DO THIS →
Count every line of the listing where the string "Perturbation" occurs, and reply with the count alone.

Figure record extracts:

....

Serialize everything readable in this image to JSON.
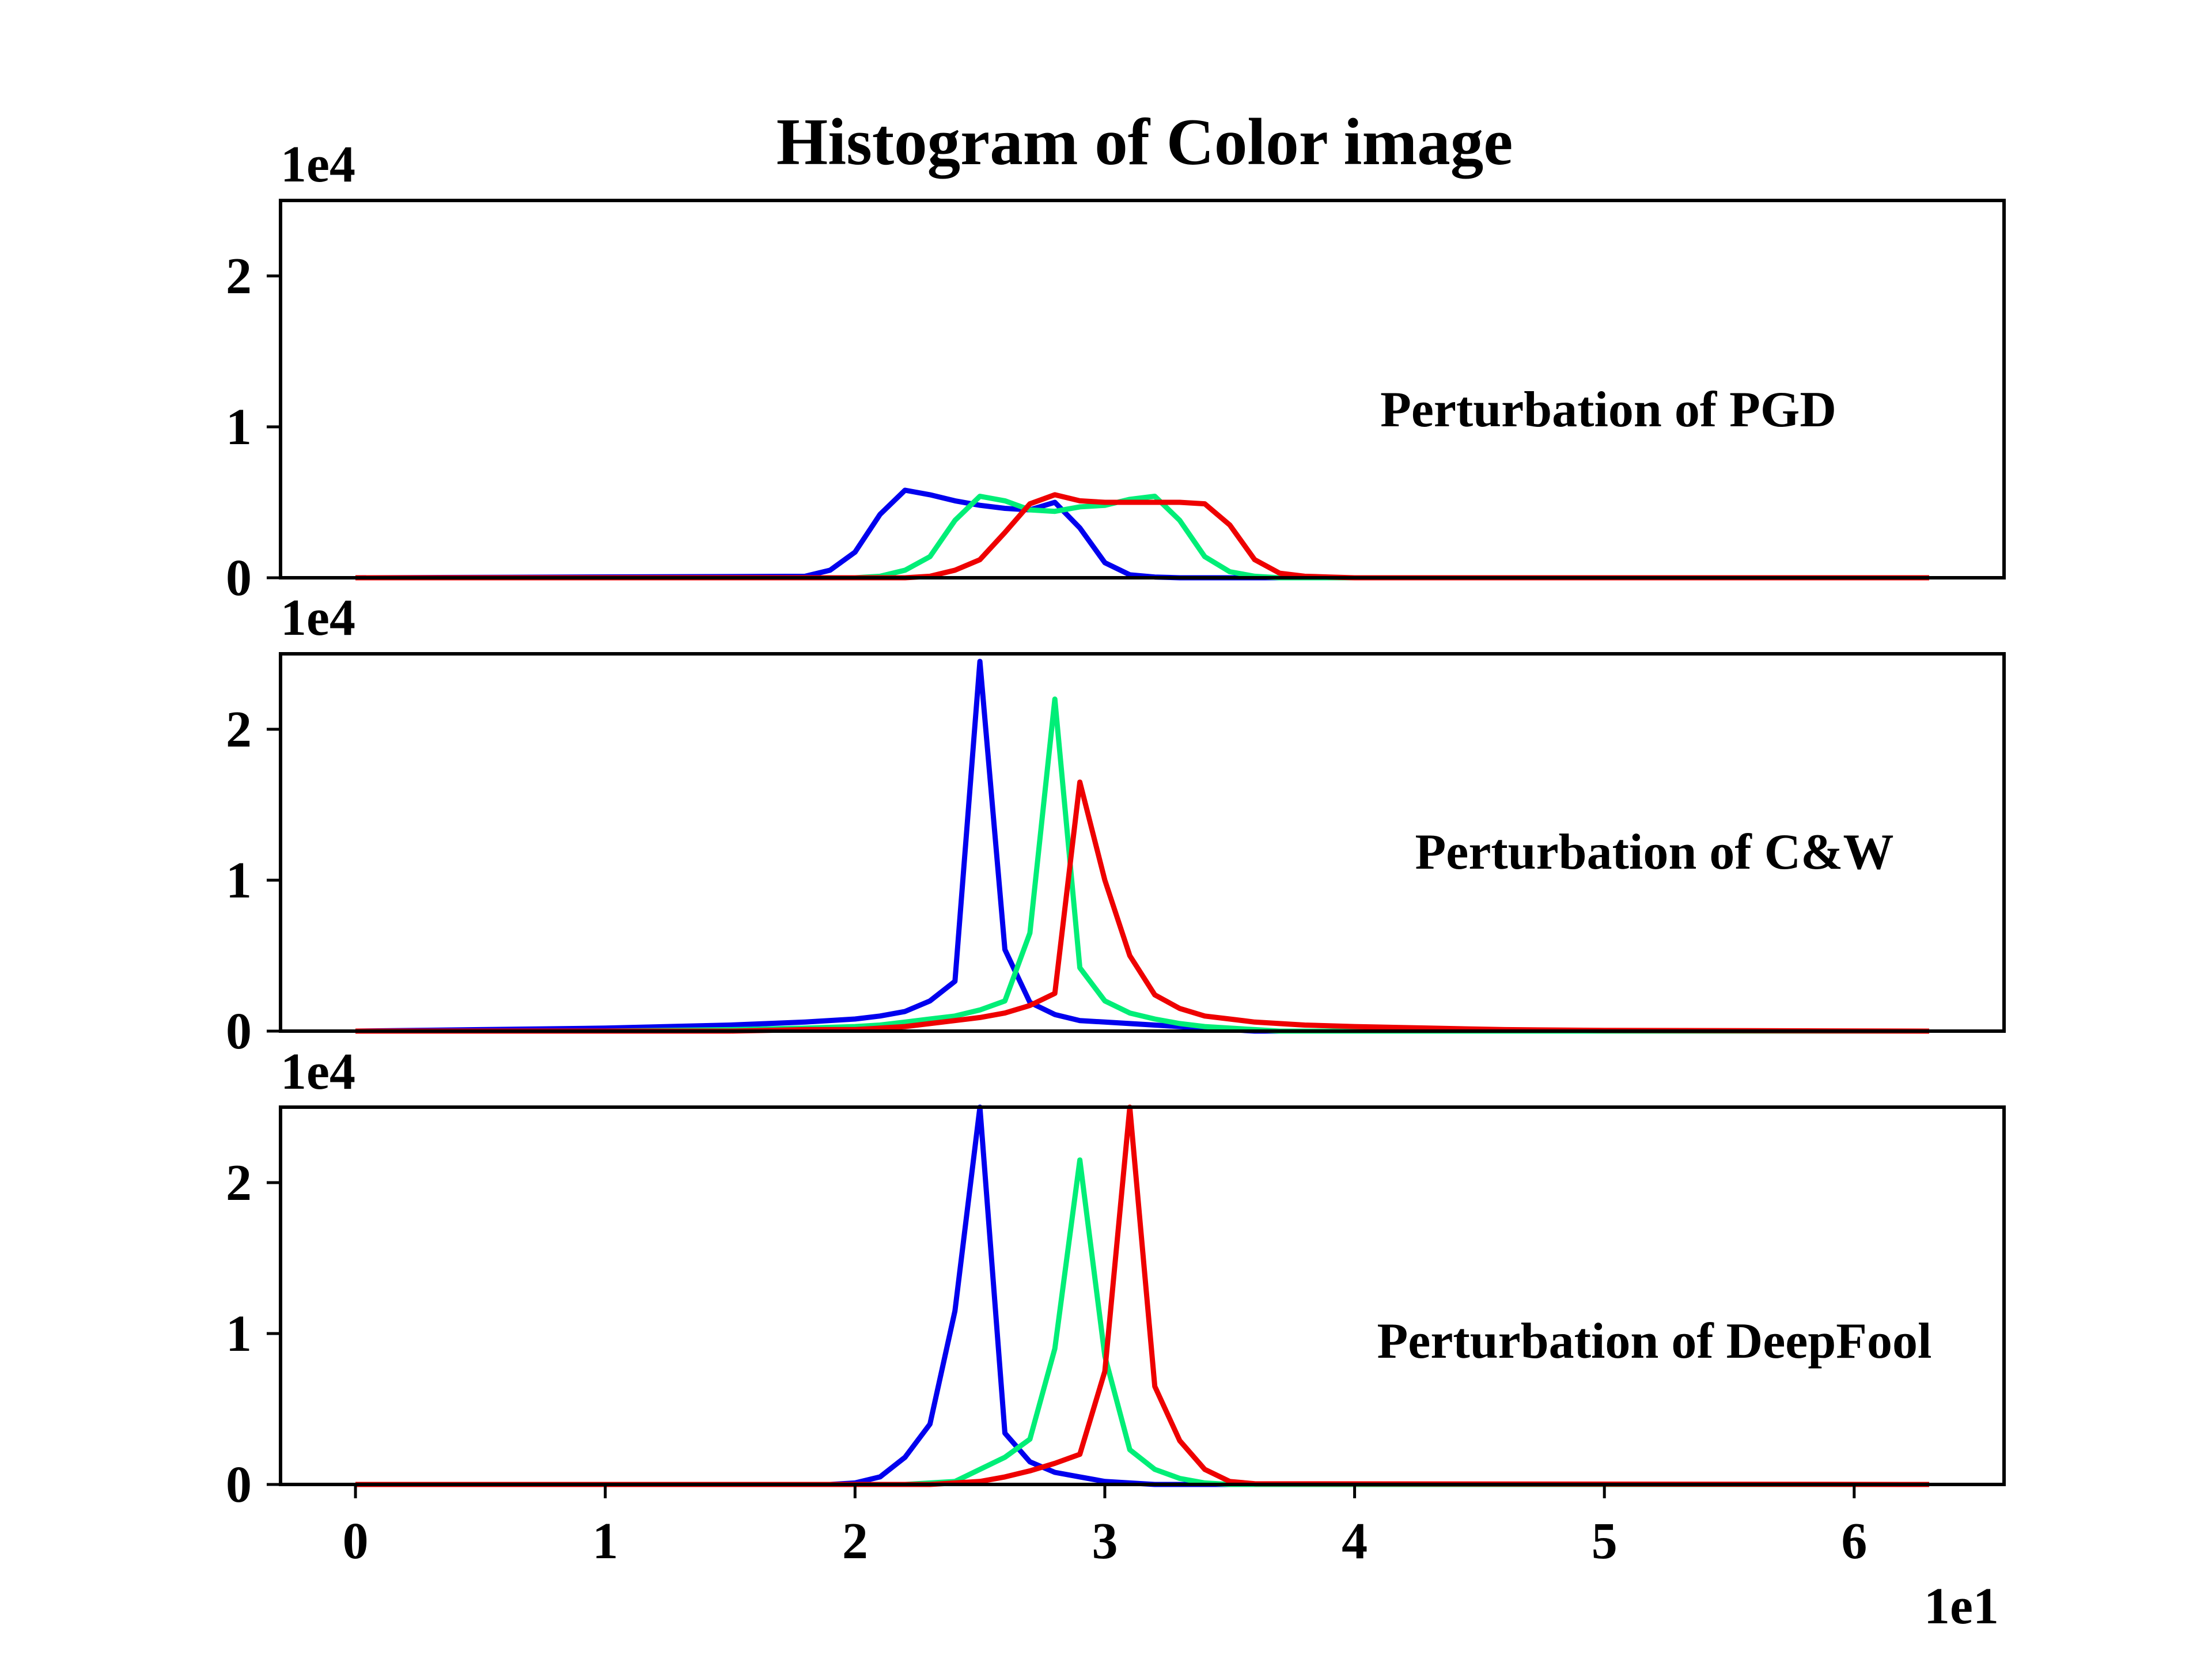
{
  "chart_data": [
    {
      "type": "line",
      "title": "Histogram of Color image",
      "annotation": "Perturbation of PGD",
      "y_scale_label": "1e4",
      "x_scale_label": "",
      "xlim": [
        -0.3,
        6.6
      ],
      "ylim": [
        0,
        2.5
      ],
      "xticks": [
        "0",
        "1",
        "2",
        "3",
        "4",
        "5",
        "6"
      ],
      "yticks": [
        "0",
        "1",
        "2"
      ],
      "x": [
        0.0,
        1.8,
        1.9,
        2.0,
        2.1,
        2.2,
        2.3,
        2.4,
        2.5,
        2.6,
        2.7,
        2.8,
        2.9,
        3.0,
        3.1,
        3.2,
        3.3,
        3.4,
        3.5,
        3.6,
        3.7,
        3.8,
        3.9,
        4.0,
        6.3
      ],
      "series": [
        {
          "color": "#0000ee",
          "values": [
            0,
            0.01,
            0.05,
            0.17,
            0.42,
            0.58,
            0.55,
            0.51,
            0.48,
            0.46,
            0.45,
            0.5,
            0.33,
            0.1,
            0.02,
            0.005,
            0,
            0,
            0,
            0,
            0,
            0,
            0,
            0,
            0
          ]
        },
        {
          "color": "#00ee77",
          "values": [
            0,
            0,
            0,
            0,
            0.01,
            0.05,
            0.14,
            0.38,
            0.54,
            0.51,
            0.45,
            0.44,
            0.47,
            0.48,
            0.52,
            0.54,
            0.38,
            0.14,
            0.04,
            0.01,
            0,
            0,
            0,
            0,
            0
          ]
        },
        {
          "color": "#ee0000",
          "values": [
            0,
            0,
            0,
            0,
            0,
            0,
            0.01,
            0.05,
            0.12,
            0.3,
            0.49,
            0.55,
            0.51,
            0.5,
            0.5,
            0.5,
            0.5,
            0.49,
            0.35,
            0.12,
            0.03,
            0.01,
            0.005,
            0,
            0
          ]
        }
      ]
    },
    {
      "type": "line",
      "annotation": "Perturbation of C&W",
      "y_scale_label": "1e4",
      "x_scale_label": "",
      "xlim": [
        -0.3,
        6.6
      ],
      "ylim": [
        0,
        2.5
      ],
      "xticks": [
        "0",
        "1",
        "2",
        "3",
        "4",
        "5",
        "6"
      ],
      "yticks": [
        "0",
        "1",
        "2"
      ],
      "x": [
        0.0,
        0.5,
        1.0,
        1.5,
        1.8,
        2.0,
        2.1,
        2.2,
        2.3,
        2.4,
        2.5,
        2.6,
        2.7,
        2.8,
        2.9,
        3.0,
        3.1,
        3.2,
        3.3,
        3.4,
        3.5,
        3.6,
        3.7,
        3.8,
        4.0,
        4.3,
        4.6,
        5.0,
        6.3
      ],
      "series": [
        {
          "color": "#0000ee",
          "values": [
            0.0,
            0.01,
            0.02,
            0.04,
            0.06,
            0.08,
            0.1,
            0.13,
            0.2,
            0.33,
            2.45,
            0.54,
            0.19,
            0.11,
            0.07,
            0.06,
            0.05,
            0.04,
            0.03,
            0.02,
            0.01,
            0,
            0,
            0,
            0,
            0,
            0,
            0,
            0
          ]
        },
        {
          "color": "#00ee77",
          "values": [
            0.0,
            0.0,
            0.0,
            0.01,
            0.02,
            0.03,
            0.04,
            0.06,
            0.08,
            0.1,
            0.14,
            0.2,
            0.65,
            2.2,
            0.42,
            0.2,
            0.12,
            0.08,
            0.05,
            0.03,
            0.02,
            0.01,
            0,
            0,
            0,
            0,
            0,
            0,
            0
          ]
        },
        {
          "color": "#ee0000",
          "values": [
            0.0,
            0.0,
            0.0,
            0.0,
            0.01,
            0.01,
            0.02,
            0.03,
            0.05,
            0.07,
            0.09,
            0.12,
            0.17,
            0.25,
            1.65,
            1.0,
            0.5,
            0.24,
            0.15,
            0.1,
            0.08,
            0.06,
            0.05,
            0.04,
            0.03,
            0.02,
            0.01,
            0.005,
            0
          ]
        }
      ]
    },
    {
      "type": "line",
      "annotation": "Perturbation of DeepFool",
      "y_scale_label": "1e4",
      "x_scale_label": "1e1",
      "xlim": [
        -0.3,
        6.6
      ],
      "ylim": [
        0,
        2.5
      ],
      "xticks": [
        "0",
        "1",
        "2",
        "3",
        "4",
        "5",
        "6"
      ],
      "yticks": [
        "0",
        "1",
        "2"
      ],
      "x": [
        0.0,
        1.9,
        2.0,
        2.1,
        2.2,
        2.3,
        2.4,
        2.5,
        2.6,
        2.7,
        2.8,
        2.9,
        3.0,
        3.1,
        3.2,
        3.3,
        3.4,
        3.5,
        3.6,
        6.3
      ],
      "series": [
        {
          "color": "#0000ee",
          "values": [
            0,
            0,
            0.01,
            0.05,
            0.18,
            0.4,
            1.15,
            2.5,
            0.34,
            0.15,
            0.08,
            0.05,
            0.02,
            0.01,
            0,
            0,
            0,
            0,
            0,
            0
          ]
        },
        {
          "color": "#00ee77",
          "values": [
            0,
            0,
            0,
            0,
            0,
            0.01,
            0.02,
            0.1,
            0.18,
            0.3,
            0.9,
            2.15,
            0.85,
            0.23,
            0.1,
            0.04,
            0.01,
            0,
            0,
            0
          ]
        },
        {
          "color": "#ee0000",
          "values": [
            0,
            0,
            0,
            0,
            0,
            0,
            0.01,
            0.02,
            0.05,
            0.09,
            0.14,
            0.2,
            0.75,
            2.5,
            0.65,
            0.29,
            0.1,
            0.02,
            0.005,
            0
          ]
        }
      ]
    }
  ]
}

....

OUTPUT BELOW →
3